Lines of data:

◇ ◇ ◇ ◇ ◇

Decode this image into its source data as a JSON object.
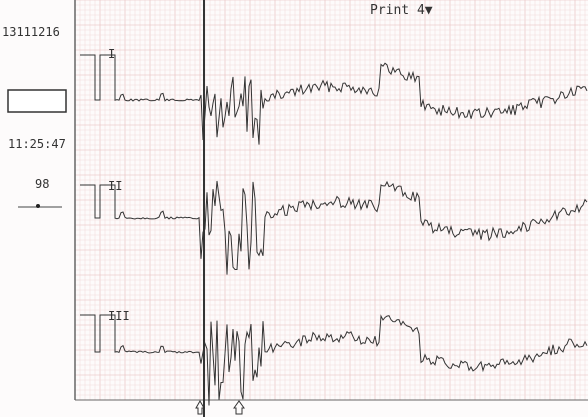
{
  "header": {
    "id": "13111216",
    "print": "Print 4▼",
    "time": "11:25:47",
    "rate": "98"
  },
  "leads": [
    {
      "label": "I"
    },
    {
      "label": "II"
    },
    {
      "label": "III"
    }
  ]
}
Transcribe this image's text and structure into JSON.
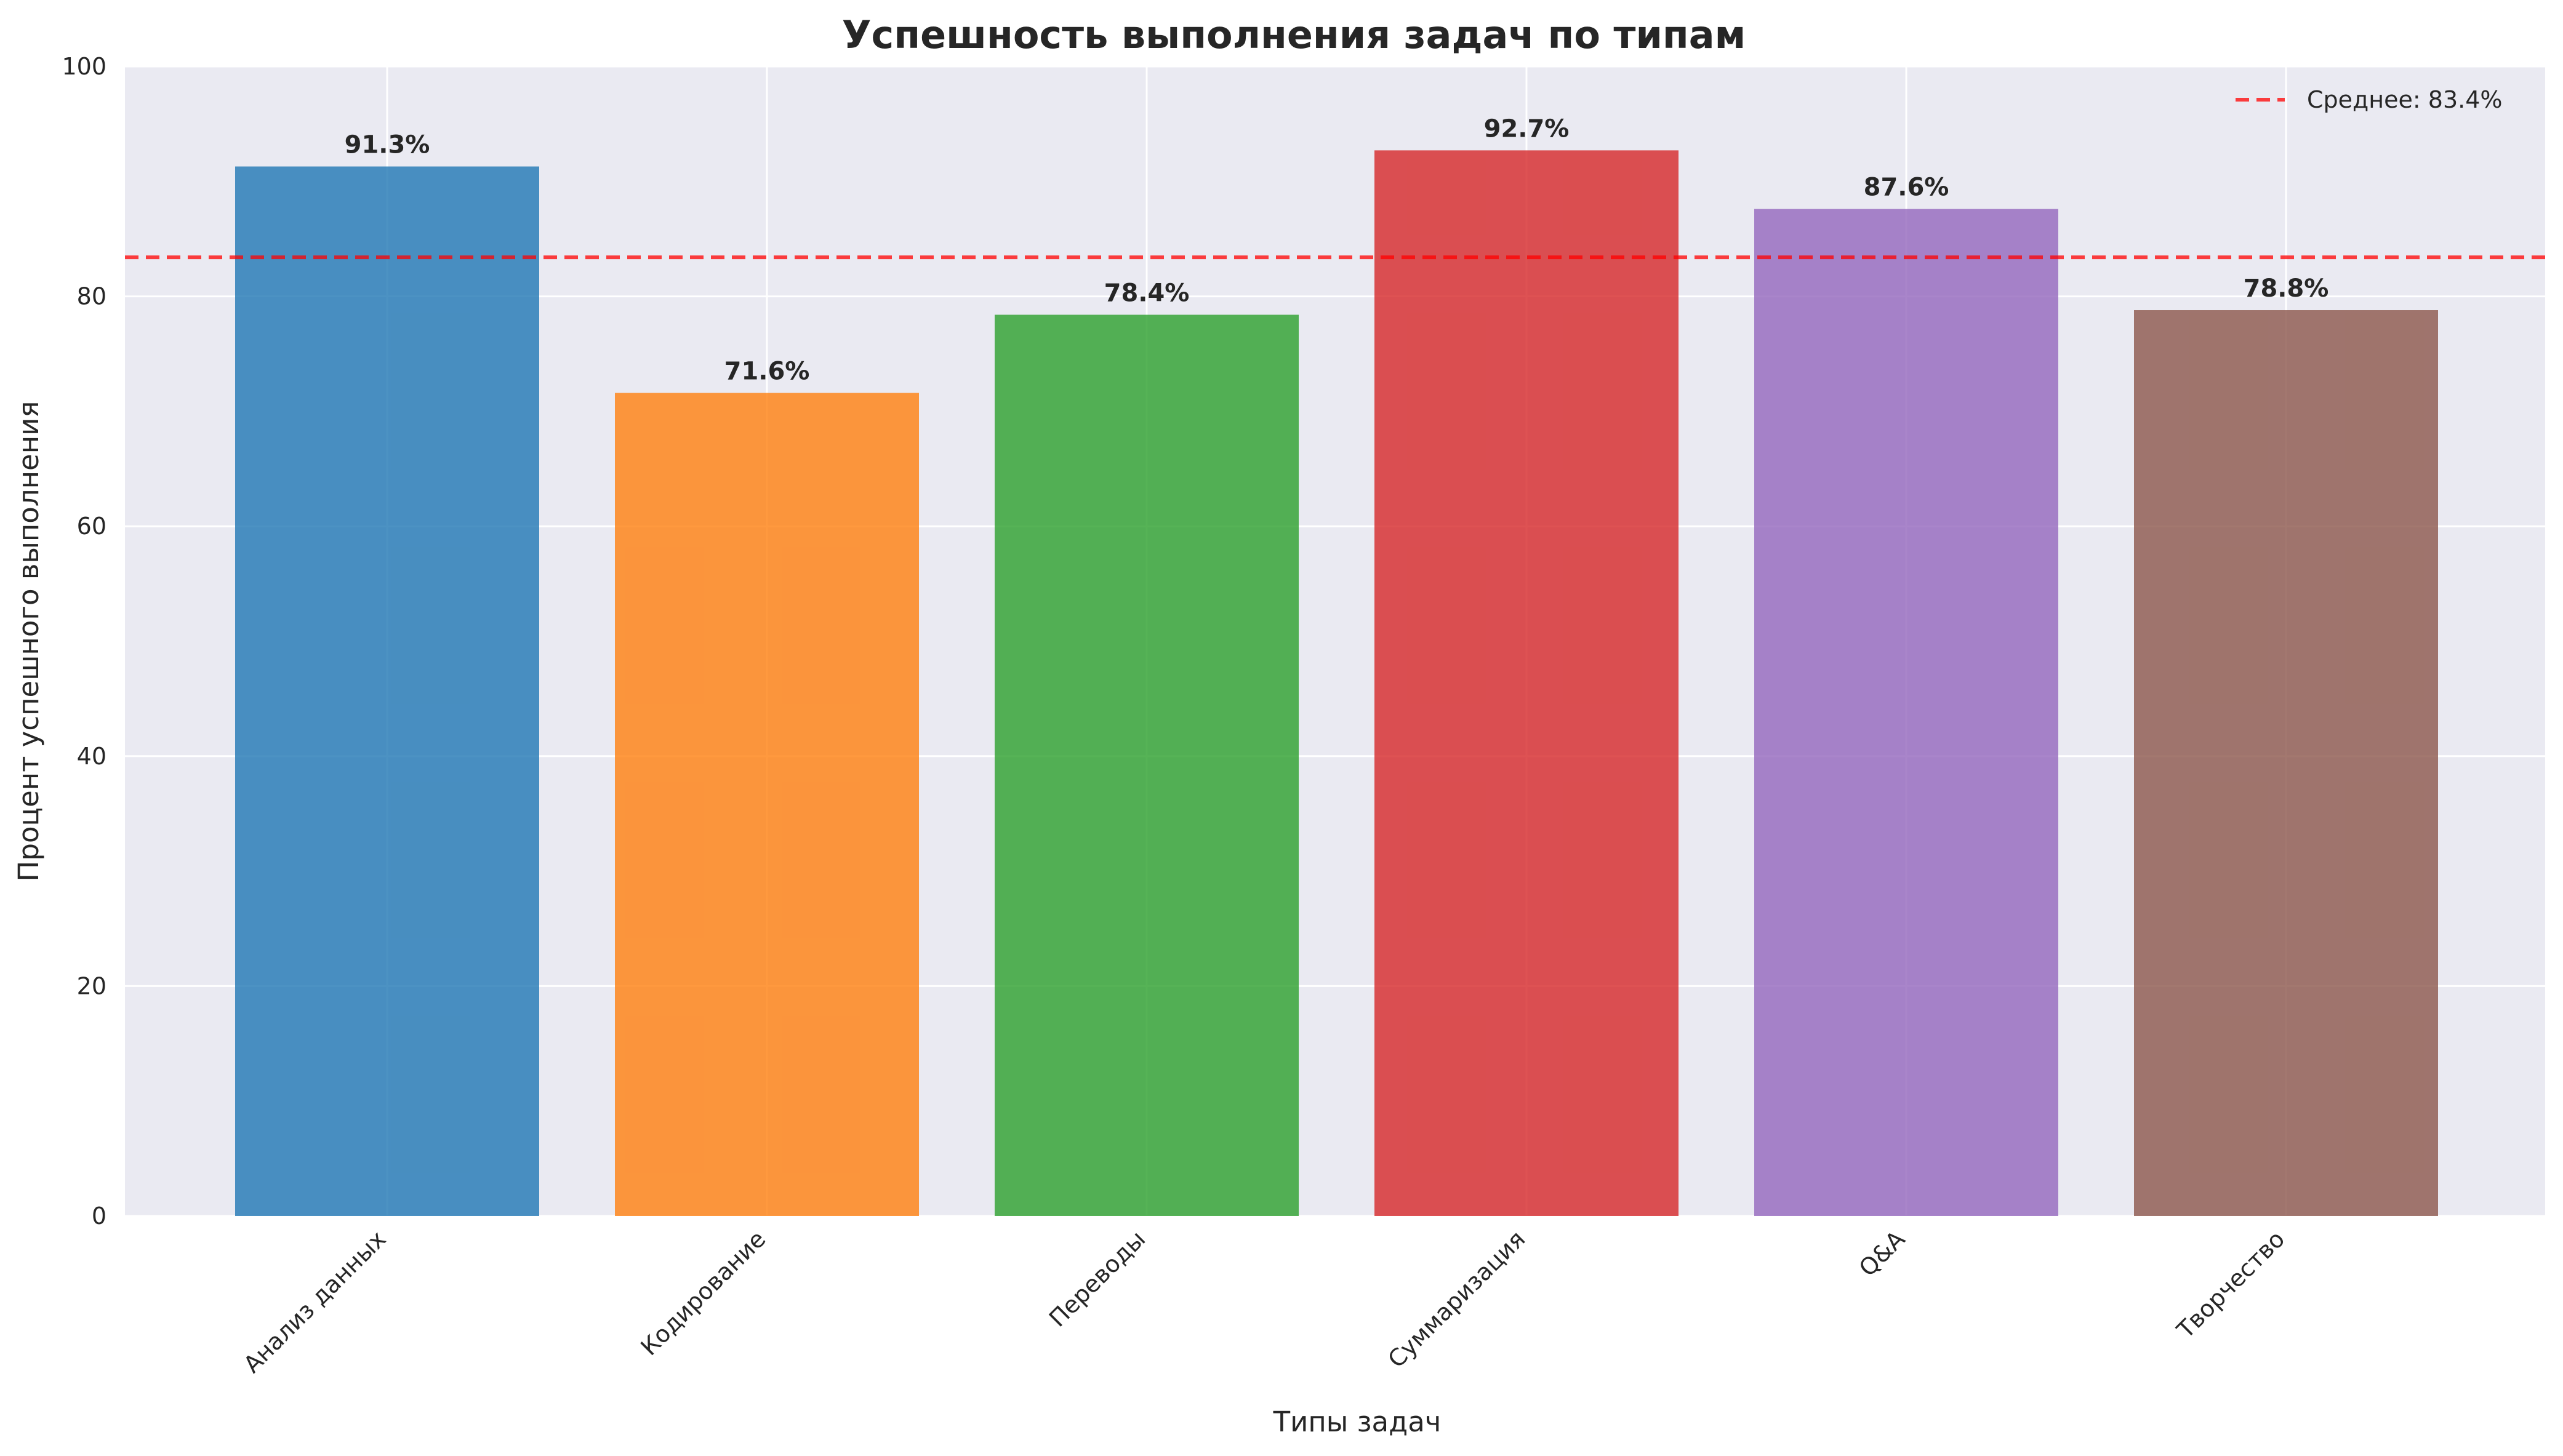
{
  "chart_data": {
    "type": "bar",
    "title": "Успешность выполнения задач по типам",
    "xlabel": "Типы задач",
    "ylabel": "Процент успешного выполнения",
    "categories": [
      "Анализ данных",
      "Кодирование",
      "Переводы",
      "Суммаризация",
      "Q&A",
      "Творчество"
    ],
    "values": [
      91.3,
      71.6,
      78.4,
      92.7,
      87.6,
      78.8
    ],
    "data_labels": [
      "91.3%",
      "71.6%",
      "78.4%",
      "92.7%",
      "87.6%",
      "78.8%"
    ],
    "colors": [
      "#1f77b4",
      "#ff7f0e",
      "#2ca02c",
      "#d62728",
      "#9467bd",
      "#8c564b"
    ],
    "ylim": [
      0,
      100
    ],
    "yticks": [
      0,
      20,
      40,
      60,
      80,
      100
    ],
    "grid": true,
    "legend_position": "top-right",
    "reference_line": {
      "value": 83.4,
      "label": "Среднее: 83.4%",
      "color": "#ff0000",
      "style": "dashed"
    }
  }
}
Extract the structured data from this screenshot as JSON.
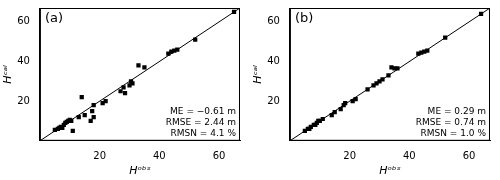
{
  "chart_data": [
    {
      "type": "scatter",
      "title": "(a)",
      "x_label": "Hᵒᵇˢ",
      "y_label": "Hᶜᵃˡ",
      "xlim": [
        0,
        67
      ],
      "ylim": [
        0,
        67
      ],
      "xticks": [
        20,
        40,
        60
      ],
      "yticks": [
        20,
        40,
        60
      ],
      "grid": false,
      "annotations": [
        "ME = −0.61 m",
        "RMSE = 2.44 m",
        "RMSN = 4.1 %"
      ],
      "series": [
        {
          "type": "line",
          "color": "#000000",
          "line_style": "solid",
          "x": [
            0,
            67
          ],
          "values": [
            0,
            67
          ]
        },
        {
          "type": "scatter",
          "color": "#000000",
          "marker": "square",
          "x": [
            5,
            6,
            6.5,
            7,
            7.5,
            8,
            8.5,
            9,
            9.5,
            10,
            10.5,
            11,
            13,
            14,
            15,
            17,
            17.5,
            18,
            18,
            21,
            22,
            27,
            28,
            28.5,
            30,
            30.5,
            31,
            33,
            35,
            43,
            44,
            45,
            46,
            52,
            65
          ],
          "values": [
            5.5,
            6,
            6.5,
            7,
            6.5,
            8,
            9,
            9.5,
            10,
            10.5,
            10,
            5,
            12,
            22,
            13,
            10,
            15,
            18,
            12,
            19,
            20,
            25,
            27,
            24,
            28,
            30,
            29,
            38,
            37,
            44,
            45,
            45.5,
            46,
            51,
            65
          ]
        }
      ]
    },
    {
      "type": "scatter",
      "title": "(b)",
      "x_label": "Hᵒᵇˢ",
      "y_label": "Hᶜᵃˡ",
      "xlim": [
        0,
        67
      ],
      "ylim": [
        0,
        67
      ],
      "xticks": [
        20,
        40,
        60
      ],
      "yticks": [
        20,
        40,
        60
      ],
      "grid": false,
      "annotations": [
        "ME = 0.29 m",
        "RMSE = 0.74 m",
        "RMSN = 1.0 %"
      ],
      "series": [
        {
          "type": "line",
          "color": "#000000",
          "line_style": "solid",
          "x": [
            0,
            67
          ],
          "values": [
            0,
            67
          ]
        },
        {
          "type": "scatter",
          "color": "#000000",
          "marker": "square",
          "x": [
            5,
            6,
            6.5,
            7,
            8,
            8.5,
            9,
            9.5,
            10,
            11,
            14,
            15,
            17,
            18,
            18.5,
            21,
            22,
            26,
            28,
            29,
            30,
            31,
            33,
            34,
            35,
            36,
            43,
            44,
            45,
            46,
            52,
            64
          ],
          "values": [
            5,
            6,
            6,
            7,
            8,
            8,
            9,
            10,
            10,
            11,
            13,
            14.5,
            16,
            18,
            19,
            20,
            21,
            26,
            28,
            29,
            30,
            31,
            33,
            37,
            36.5,
            36.5,
            44,
            44.5,
            45,
            45.5,
            52,
            64
          ]
        }
      ]
    }
  ]
}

◇ ◇ ◇ ◇ ◇

- YOUR GOAL
Pictures are excluded; repeat every record exactly.

- FINISHED EXERCISE
Decode this image into its source data as a JSON object.
{
  "header": {
    "id": "13111216",
    "print": "Print 4▼",
    "time": "11:25:47",
    "rate": "98"
  },
  "leads": [
    {
      "label": "I"
    },
    {
      "label": "II"
    },
    {
      "label": "III"
    }
  ]
}
Transcribe this image's text and structure into JSON.
{
  "chart_data": {
    "type": "bar",
    "title": "Успешность выполнения задач по типам",
    "xlabel": "Типы задач",
    "ylabel": "Процент успешного выполнения",
    "categories": [
      "Анализ данных",
      "Кодирование",
      "Переводы",
      "Суммаризация",
      "Q&A",
      "Творчество"
    ],
    "values": [
      91.3,
      71.6,
      78.4,
      92.7,
      87.6,
      78.8
    ],
    "data_labels": [
      "91.3%",
      "71.6%",
      "78.4%",
      "92.7%",
      "87.6%",
      "78.8%"
    ],
    "colors": [
      "#1f77b4",
      "#ff7f0e",
      "#2ca02c",
      "#d62728",
      "#9467bd",
      "#8c564b"
    ],
    "ylim": [
      0,
      100
    ],
    "yticks": [
      0,
      20,
      40,
      60,
      80,
      100
    ],
    "grid": true,
    "legend_position": "top-right",
    "reference_line": {
      "value": 83.4,
      "label": "Среднее: 83.4%",
      "color": "#ff0000",
      "style": "dashed"
    }
  }
}
Extract the structured data from this screenshot as JSON.
{
  "chart_data": [
    {
      "type": "scatter",
      "title": "(a)",
      "x_label": "Hᵒᵇˢ",
      "y_label": "Hᶜᵃˡ",
      "xlim": [
        0,
        67
      ],
      "ylim": [
        0,
        67
      ],
      "xticks": [
        20,
        40,
        60
      ],
      "yticks": [
        20,
        40,
        60
      ],
      "grid": false,
      "annotations": [
        "ME = −0.61 m",
        "RMSE = 2.44 m",
        "RMSN = 4.1 %"
      ],
      "series": [
        {
          "type": "line",
          "color": "#000000",
          "line_style": "solid",
          "x": [
            0,
            67
          ],
          "values": [
            0,
            67
          ]
        },
        {
          "type": "scatter",
          "color": "#000000",
          "marker": "square",
          "x": [
            5,
            6,
            6.5,
            7,
            7.5,
            8,
            8.5,
            9,
            9.5,
            10,
            10.5,
            11,
            13,
            14,
            15,
            17,
            17.5,
            18,
            18,
            21,
            22,
            27,
            28,
            28.5,
            30,
            30.5,
            31,
            33,
            35,
            43,
            44,
            45,
            46,
            52,
            65
          ],
          "values": [
            5.5,
            6,
            6.5,
            7,
            6.5,
            8,
            9,
            9.5,
            10,
            10.5,
            10,
            5,
            12,
            22,
            13,
            10,
            15,
            18,
            12,
            19,
            20,
            25,
            27,
            24,
            28,
            30,
            29,
            38,
            37,
            44,
            45,
            45.5,
            46,
            51,
            65
          ]
        }
      ]
    },
    {
      "type": "scatter",
      "title": "(b)",
      "x_label": "Hᵒᵇˢ",
      "y_label": "Hᶜᵃˡ",
      "xlim": [
        0,
        67
      ],
      "ylim": [
        0,
        67
      ],
      "xticks": [
        20,
        40,
        60
      ],
      "yticks": [
        20,
        40,
        60
      ],
      "grid": false,
      "annotations": [
        "ME = 0.29 m",
        "RMSE = 0.74 m",
        "RMSN = 1.0 %"
      ],
      "series": [
        {
          "type": "line",
          "color": "#000000",
          "line_style": "solid",
          "x": [
            0,
            67
          ],
          "values": [
            0,
            67
          ]
        },
        {
          "type": "scatter",
          "color": "#000000",
          "marker": "square",
          "x": [
            5,
            6,
            6.5,
            7,
            8,
            8.5,
            9,
            9.5,
            10,
            11,
            14,
            15,
            17,
            18,
            18.5,
            21,
            22,
            26,
            28,
            29,
            30,
            31,
            33,
            34,
            35,
            36,
            43,
            44,
            45,
            46,
            52,
            64
          ],
          "values": [
            5,
            6,
            6,
            7,
            8,
            8,
            9,
            10,
            10,
            11,
            13,
            14.5,
            16,
            18,
            19,
            20,
            21,
            26,
            28,
            29,
            30,
            31,
            33,
            37,
            36.5,
            36.5,
            44,
            44.5,
            45,
            45.5,
            52,
            64
          ]
        }
      ]
    }
  ]
}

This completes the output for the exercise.